▸ AUFGABENZIEL
Geben Sie aus dem Auszug über Barockmusik bei privaten Anlässen die Passage wortgetreu wieder, beginnend bei „Bei Geburtstagen, Hochzeiten“ und endend bei „zum Orchester vergrößern.“.

▸ BEREITGESTELLTER AUSZUG
Bei Geburtstagen, Hochzeiten und Gartenfesten dient ihr Spiel als akustischer Rahmen (“Die Leute sollen gern weiter nebenbei Kuchen essen!”). Privatkonzerte sind eine besondere Geste: Eine Familie orderte z.B. für den Großvater ein halbstündiges Vorspiel. Je nach Anlass und Geldbeutel können Musiker*innen aus der Barock-Community dazu gebeten werden. Ein Ensemble lässt sich mit Cello, Bass und Bläsern bis zum Orchester vergrößern.

Die Haare dieser alten Violine werden mit einem Stück Holz, dem Steckfrosch, gespannt. Er wird vor dem Spiel eingeklemmt. Foto: Philine
Die Haare dieser alten Violine werden mit einem Stück Holz, dem Steckfrosch, gespannt. Er wird vor dem Spiel eingeklemmt. Foto: Philine

Die Musik spendet nicht nur Freude, sondern auch Trost. Amber McPherson wurde kürzlich gebeten, eine aufgrund von Corona sehr klein gehaltene Trauerfeier zu gestalten. Die Musik, sagt sie, habe dem Moment Würde verliehen und den Trauernden Halt gegeben. “Sie war ein Bindeglied und wichtig zur Trauerverarbeitung.”

▸ Einträge des Layout-Datensatzes
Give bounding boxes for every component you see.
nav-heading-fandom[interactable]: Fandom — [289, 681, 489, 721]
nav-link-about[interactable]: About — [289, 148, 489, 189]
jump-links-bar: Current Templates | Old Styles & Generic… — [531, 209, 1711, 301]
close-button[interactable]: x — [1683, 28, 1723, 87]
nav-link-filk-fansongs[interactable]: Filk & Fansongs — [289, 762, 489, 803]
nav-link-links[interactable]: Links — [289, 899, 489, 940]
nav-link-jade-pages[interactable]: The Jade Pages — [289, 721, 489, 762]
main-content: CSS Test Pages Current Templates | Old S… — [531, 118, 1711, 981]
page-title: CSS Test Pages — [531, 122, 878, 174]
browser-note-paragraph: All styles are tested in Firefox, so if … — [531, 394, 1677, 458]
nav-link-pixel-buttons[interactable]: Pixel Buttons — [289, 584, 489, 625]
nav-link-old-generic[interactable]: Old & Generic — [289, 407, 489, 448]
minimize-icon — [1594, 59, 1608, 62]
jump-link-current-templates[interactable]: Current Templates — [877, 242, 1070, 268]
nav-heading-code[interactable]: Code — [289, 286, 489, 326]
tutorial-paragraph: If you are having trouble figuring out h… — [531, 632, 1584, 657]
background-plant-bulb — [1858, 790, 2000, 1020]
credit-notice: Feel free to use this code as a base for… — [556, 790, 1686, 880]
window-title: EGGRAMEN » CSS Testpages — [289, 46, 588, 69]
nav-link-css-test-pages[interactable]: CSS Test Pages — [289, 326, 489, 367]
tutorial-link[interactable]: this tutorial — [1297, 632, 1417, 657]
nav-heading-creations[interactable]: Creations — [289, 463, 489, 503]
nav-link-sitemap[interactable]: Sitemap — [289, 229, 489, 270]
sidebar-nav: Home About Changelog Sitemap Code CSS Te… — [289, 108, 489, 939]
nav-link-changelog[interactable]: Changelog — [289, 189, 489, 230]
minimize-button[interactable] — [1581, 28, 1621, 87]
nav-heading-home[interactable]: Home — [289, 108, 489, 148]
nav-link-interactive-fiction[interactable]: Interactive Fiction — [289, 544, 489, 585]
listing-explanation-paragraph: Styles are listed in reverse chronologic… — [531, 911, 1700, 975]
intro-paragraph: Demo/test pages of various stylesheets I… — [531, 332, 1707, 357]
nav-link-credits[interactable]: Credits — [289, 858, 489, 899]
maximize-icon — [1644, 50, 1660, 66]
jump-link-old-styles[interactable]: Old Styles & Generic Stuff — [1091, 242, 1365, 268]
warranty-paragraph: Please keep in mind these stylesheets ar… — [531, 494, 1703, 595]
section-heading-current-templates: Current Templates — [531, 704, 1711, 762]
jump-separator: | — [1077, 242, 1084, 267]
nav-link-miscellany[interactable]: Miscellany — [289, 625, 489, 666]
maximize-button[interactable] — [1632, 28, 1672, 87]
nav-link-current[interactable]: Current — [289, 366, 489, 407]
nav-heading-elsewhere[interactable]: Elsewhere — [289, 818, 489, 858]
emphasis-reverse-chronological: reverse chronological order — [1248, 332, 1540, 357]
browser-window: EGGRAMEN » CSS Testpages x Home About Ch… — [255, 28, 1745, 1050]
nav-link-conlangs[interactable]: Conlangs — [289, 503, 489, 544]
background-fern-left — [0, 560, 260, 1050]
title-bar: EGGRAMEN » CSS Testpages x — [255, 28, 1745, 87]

▸ ERGEBNIS DER ÜBUNG
Bei Geburtstagen, Hochzeiten und Gartenfesten dient ihr Spiel als akustischer Rahmen (“Die Leute sollen gern weiter nebenbei Kuchen essen!”). Privatkonzerte sind eine besondere Geste: Eine Familie orderte z.B. für den Großvater ein halbstündiges Vorspiel. Je nach Anlass und Geldbeutel können Musiker*innen aus der Barock-Community dazu gebeten werden. Ein Ensemble lässt sich mit Cello, Bass und Bläsern bis zum Orchester vergrößern.